--- Data for processing ---

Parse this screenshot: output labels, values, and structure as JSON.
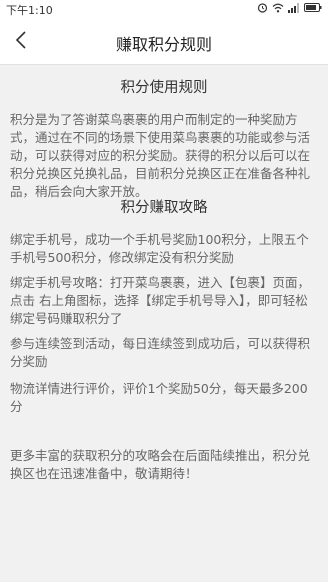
{
  "status_bar": {
    "time": "下午1:10",
    "battery": "■"
  },
  "header": {
    "title": "赚取积分规则"
  },
  "sections": [
    {
      "title": "积分使用规则",
      "paragraphs": [
        "积分是为了答谢菜鸟裹裹的用户而制定的一种奖励方式，通过在不同的场景下使用菜鸟裹裹的功能或参与活动，可以获得对应的积分奖励。获得的积分以后可以在积分兑换区兑换礼品，目前积分兑换区正在准备各种礼品，稍后会向大家开放。"
      ]
    },
    {
      "title": "积分赚取攻略",
      "paragraphs": [
        "绑定手机号，成功一个手机号奖励100积分，上限五个手机号500积分，修改绑定没有积分奖励",
        "绑定手机号攻略：打开菜鸟裹裹，进入【包裹】页面，点击 右上角图标，选择【绑定手机号导入】，即可轻松绑定号码赚取积分了",
        "参与连续签到活动，每日连续签到成功后，可以获得积分奖励",
        "物流详情进行评价，评价1个奖励50分，每天最多200分",
        "更多丰富的获取积分的攻略会在后面陆续推出，积分兑换区也在迅速准备中，敬请期待！"
      ]
    }
  ]
}
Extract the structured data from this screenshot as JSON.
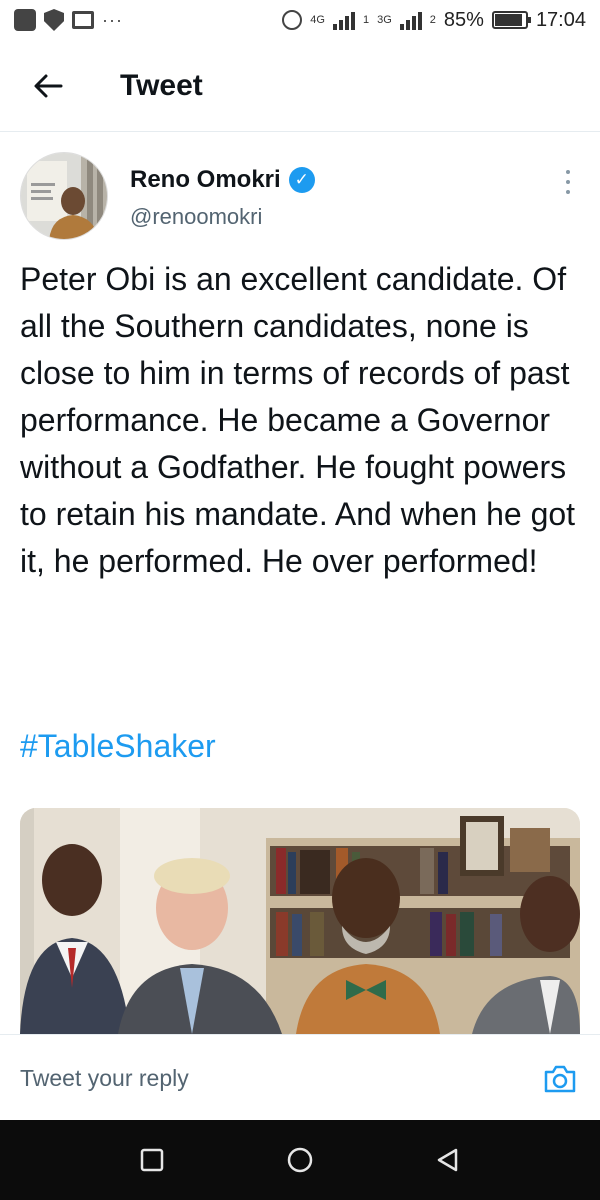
{
  "status_bar": {
    "network_4g": "4G",
    "network_3g": "3G",
    "sim1": "1",
    "sim2": "2",
    "battery": "85%",
    "time": "17:04",
    "overflow": "···"
  },
  "header": {
    "title": "Tweet"
  },
  "tweet": {
    "author_name": "Reno Omokri",
    "author_handle": "@renoomokri",
    "text": "Peter Obi is an excellent candidate. Of all the Southern candidates, none is close to him in terms of records of past performance. He became a Governor without a Godfather. He fought powers to retain his mandate. And when he got it, he performed. He over performed!",
    "hashtag": "#TableShaker"
  },
  "reply": {
    "placeholder": "Tweet your reply"
  },
  "icons": {
    "back": "arrow-left-icon",
    "verified": "verified-badge-icon",
    "more": "more-vertical-icon",
    "camera": "camera-icon",
    "recents": "square-icon",
    "home": "circle-icon",
    "back_nav": "triangle-back-icon"
  },
  "colors": {
    "accent": "#1d9bf0",
    "text": "#0f1419",
    "secondary": "#536471",
    "nav_bar": "#0c0c0c"
  }
}
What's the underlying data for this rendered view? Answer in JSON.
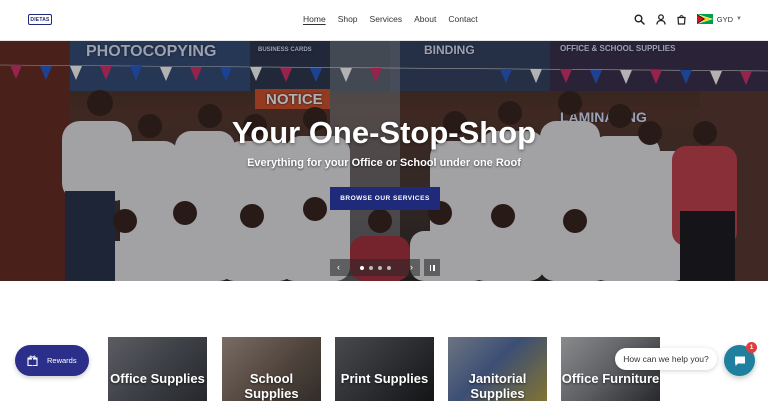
{
  "header": {
    "logo_text": "DIETAS",
    "nav": [
      {
        "label": "Home",
        "active": true
      },
      {
        "label": "Shop",
        "active": false
      },
      {
        "label": "Services",
        "active": false
      },
      {
        "label": "About",
        "active": false
      },
      {
        "label": "Contact",
        "active": false
      }
    ],
    "icons": [
      "search-icon",
      "account-icon",
      "cart-icon"
    ],
    "currency": "GYD"
  },
  "hero": {
    "banners": [
      "PHOTOCOPYING",
      "BUSINESS CARDS",
      "BINDING",
      "OFFICE & SCHOOL SUPPLIES",
      "NOTICE",
      "LAMINATING"
    ],
    "title": "Your One-Stop-Shop",
    "subtitle": "Everything for your Office or School under one Roof",
    "button_label": "BROWSE OUR SERVICES",
    "slider": {
      "slide_count": 4,
      "active_slide": 1
    }
  },
  "tiles": [
    {
      "label": "Office Supplies"
    },
    {
      "label": "School Supplies"
    },
    {
      "label": "Print Supplies"
    },
    {
      "label": "Janitorial Supplies"
    },
    {
      "label": "Office Furniture"
    }
  ],
  "rewards": {
    "label": "Rewards"
  },
  "chat": {
    "prompt": "How can we help you?",
    "badge": "1"
  },
  "colors": {
    "brand_navy": "#1f2a7a",
    "rewards": "#2b2f8a",
    "chat": "#1f7f9e",
    "badge": "#e23b3b"
  }
}
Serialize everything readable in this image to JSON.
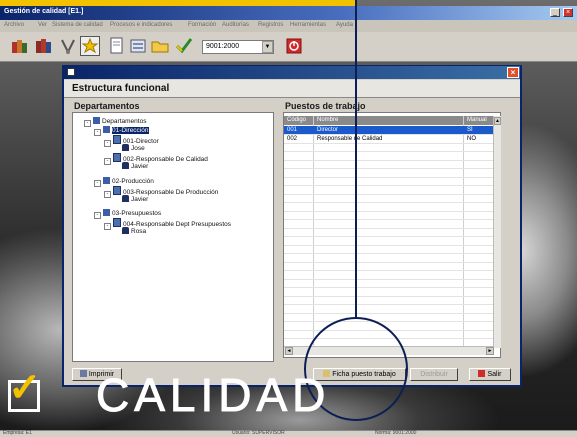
{
  "app": {
    "title": "Gestión de calidad [E1.]",
    "menu": [
      "Archivo",
      "Ver",
      "Sistema de calidad",
      "Procesos e indicadores",
      "Formación",
      "Auditorías",
      "Registros",
      "Herramientas",
      "Ayuda"
    ],
    "toolbar": {
      "standard_select": "9001:2000",
      "icons": [
        "books-icon",
        "books-alt-icon",
        "inspect-icon",
        "star-folder-icon",
        "document-icon",
        "forms-icon",
        "folder-icon",
        "check-icon",
        "exit-icon"
      ]
    }
  },
  "dialog": {
    "heading": "Estructura funcional",
    "tree_title": "Departamentos",
    "tree": [
      {
        "label": "Departamentos",
        "level": 0,
        "icon": "folder-icon"
      },
      {
        "label": "01-Dirección",
        "level": 1,
        "icon": "folder-icon",
        "selected": true
      },
      {
        "label": "001-Director",
        "level": 2,
        "icon": "document-icon"
      },
      {
        "label": "Jose",
        "level": 3,
        "icon": "person-icon"
      },
      {
        "label": "002-Responsable De Calidad",
        "level": 2,
        "icon": "document-icon"
      },
      {
        "label": "Javier",
        "level": 3,
        "icon": "person-icon"
      },
      {
        "label": "02-Producción",
        "level": 1,
        "icon": "folder-icon"
      },
      {
        "label": "003-Responsable De Producción",
        "level": 2,
        "icon": "document-icon"
      },
      {
        "label": "Javier",
        "level": 3,
        "icon": "person-icon"
      },
      {
        "label": "03-Presupuestos",
        "level": 1,
        "icon": "folder-icon"
      },
      {
        "label": "004-Responsable Dept Presupuestos",
        "level": 2,
        "icon": "document-icon"
      },
      {
        "label": "Rosa",
        "level": 3,
        "icon": "person-icon"
      }
    ],
    "grid_title": "Puestos de trabajo",
    "grid_columns": [
      "Código",
      "Nombre",
      "Manual"
    ],
    "grid_rows": [
      {
        "code": "001",
        "name": "Director",
        "manual": "SÍ",
        "selected": true
      },
      {
        "code": "002",
        "name": "Responsable de Calidad",
        "manual": "NO",
        "selected": false
      }
    ],
    "buttons": {
      "print": "Imprimir",
      "job_sheet": "Ficha puesto trabajo",
      "distribute": "Distribuir",
      "exit": "Salir"
    }
  },
  "brand": {
    "logo_text": "CALIDAD"
  },
  "statusbar": [
    "Empresa: E1",
    "Usuario: SUPERVISOR",
    "Norma: 9001:2000"
  ]
}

---

Directions:
Every record above should be written out again without change, except that the pictures are left out.

Exercise result:
Parse this screenshot: output labels, values, and structure as JSON.
{
  "status_bar": {
    "time": "下午1:10",
    "battery": "■"
  },
  "header": {
    "title": "赚取积分规则"
  },
  "sections": [
    {
      "title": "积分使用规则",
      "paragraphs": [
        "积分是为了答谢菜鸟裹裹的用户而制定的一种奖励方式，通过在不同的场景下使用菜鸟裹裹的功能或参与活动，可以获得对应的积分奖励。获得的积分以后可以在积分兑换区兑换礼品，目前积分兑换区正在准备各种礼品，稍后会向大家开放。"
      ]
    },
    {
      "title": "积分赚取攻略",
      "paragraphs": [
        "绑定手机号，成功一个手机号奖励100积分，上限五个手机号500积分，修改绑定没有积分奖励",
        "绑定手机号攻略：打开菜鸟裹裹，进入【包裹】页面，点击 右上角图标，选择【绑定手机号导入】，即可轻松绑定号码赚取积分了",
        "参与连续签到活动，每日连续签到成功后，可以获得积分奖励",
        "物流详情进行评价，评价1个奖励50分，每天最多200分",
        "更多丰富的获取积分的攻略会在后面陆续推出，积分兑换区也在迅速准备中，敬请期待！"
      ]
    }
  ]
}
Extract the structured data from this screenshot as JSON.
{
  "status_bar": {
    "network_4g": "4G",
    "network_3g": "3G",
    "sim1": "1",
    "sim2": "2",
    "battery": "85%",
    "time": "17:04",
    "overflow": "···"
  },
  "header": {
    "title": "Tweet"
  },
  "tweet": {
    "author_name": "Reno Omokri",
    "author_handle": "@renoomokri",
    "text": "Peter Obi is an excellent candidate. Of all the Southern candidates, none is close to him in terms of records of past performance. He became a Governor without a Godfather. He fought powers to retain his mandate. And when he got it, he performed. He over performed!",
    "hashtag": "#TableShaker"
  },
  "reply": {
    "placeholder": "Tweet your reply"
  },
  "icons": {
    "back": "arrow-left-icon",
    "verified": "verified-badge-icon",
    "more": "more-vertical-icon",
    "camera": "camera-icon",
    "recents": "square-icon",
    "home": "circle-icon",
    "back_nav": "triangle-back-icon"
  },
  "colors": {
    "accent": "#1d9bf0",
    "text": "#0f1419",
    "secondary": "#536471",
    "nav_bar": "#0c0c0c"
  }
}
What's the underlying data for this rendered view? Answer in JSON.
{
  "header": {
    "logo_text": "DIETAS",
    "nav": [
      {
        "label": "Home",
        "active": true
      },
      {
        "label": "Shop",
        "active": false
      },
      {
        "label": "Services",
        "active": false
      },
      {
        "label": "About",
        "active": false
      },
      {
        "label": "Contact",
        "active": false
      }
    ],
    "icons": [
      "search-icon",
      "account-icon",
      "cart-icon"
    ],
    "currency": "GYD"
  },
  "hero": {
    "banners": [
      "PHOTOCOPYING",
      "BUSINESS CARDS",
      "BINDING",
      "OFFICE & SCHOOL SUPPLIES",
      "NOTICE",
      "LAMINATING"
    ],
    "title": "Your One-Stop-Shop",
    "subtitle": "Everything for your Office or School under one Roof",
    "button_label": "BROWSE OUR SERVICES",
    "slider": {
      "slide_count": 4,
      "active_slide": 1
    }
  },
  "tiles": [
    {
      "label": "Office Supplies"
    },
    {
      "label": "School Supplies"
    },
    {
      "label": "Print Supplies"
    },
    {
      "label": "Janitorial Supplies"
    },
    {
      "label": "Office Furniture"
    }
  ],
  "rewards": {
    "label": "Rewards"
  },
  "chat": {
    "prompt": "How can we help you?",
    "badge": "1"
  },
  "colors": {
    "brand_navy": "#1f2a7a",
    "rewards": "#2b2f8a",
    "chat": "#1f7f9e",
    "badge": "#e23b3b"
  }
}
Serialize everything readable in this image to JSON.
{
  "app": {
    "title": "Gestión de calidad [E1.]",
    "menu": [
      "Archivo",
      "Ver",
      "Sistema de calidad",
      "Procesos e indicadores",
      "Formación",
      "Auditorías",
      "Registros",
      "Herramientas",
      "Ayuda"
    ],
    "toolbar": {
      "standard_select": "9001:2000",
      "icons": [
        "books-icon",
        "books-alt-icon",
        "inspect-icon",
        "star-folder-icon",
        "document-icon",
        "forms-icon",
        "folder-icon",
        "check-icon",
        "exit-icon"
      ]
    }
  },
  "dialog": {
    "heading": "Estructura funcional",
    "tree_title": "Departamentos",
    "tree": [
      {
        "label": "Departamentos",
        "level": 0,
        "icon": "folder-icon"
      },
      {
        "label": "01-Dirección",
        "level": 1,
        "icon": "folder-icon",
        "selected": true
      },
      {
        "label": "001-Director",
        "level": 2,
        "icon": "document-icon"
      },
      {
        "label": "Jose",
        "level": 3,
        "icon": "person-icon"
      },
      {
        "label": "002-Responsable De Calidad",
        "level": 2,
        "icon": "document-icon"
      },
      {
        "label": "Javier",
        "level": 3,
        "icon": "person-icon"
      },
      {
        "label": "02-Producción",
        "level": 1,
        "icon": "folder-icon"
      },
      {
        "label": "003-Responsable De Producción",
        "level": 2,
        "icon": "document-icon"
      },
      {
        "label": "Javier",
        "level": 3,
        "icon": "person-icon"
      },
      {
        "label": "03-Presupuestos",
        "level": 1,
        "icon": "folder-icon"
      },
      {
        "label": "004-Responsable Dept Presupuestos",
        "level": 2,
        "icon": "document-icon"
      },
      {
        "label": "Rosa",
        "level": 3,
        "icon": "person-icon"
      }
    ],
    "grid_title": "Puestos de trabajo",
    "grid_columns": [
      "Código",
      "Nombre",
      "Manual"
    ],
    "grid_rows": [
      {
        "code": "001",
        "name": "Director",
        "manual": "SÍ",
        "selected": true
      },
      {
        "code": "002",
        "name": "Responsable de Calidad",
        "manual": "NO",
        "selected": false
      }
    ],
    "buttons": {
      "print": "Imprimir",
      "job_sheet": "Ficha puesto trabajo",
      "distribute": "Distribuir",
      "exit": "Salir"
    }
  },
  "brand": {
    "logo_text": "CALIDAD"
  },
  "statusbar": [
    "Empresa: E1",
    "Usuario: SUPERVISOR",
    "Norma: 9001:2000"
  ]
}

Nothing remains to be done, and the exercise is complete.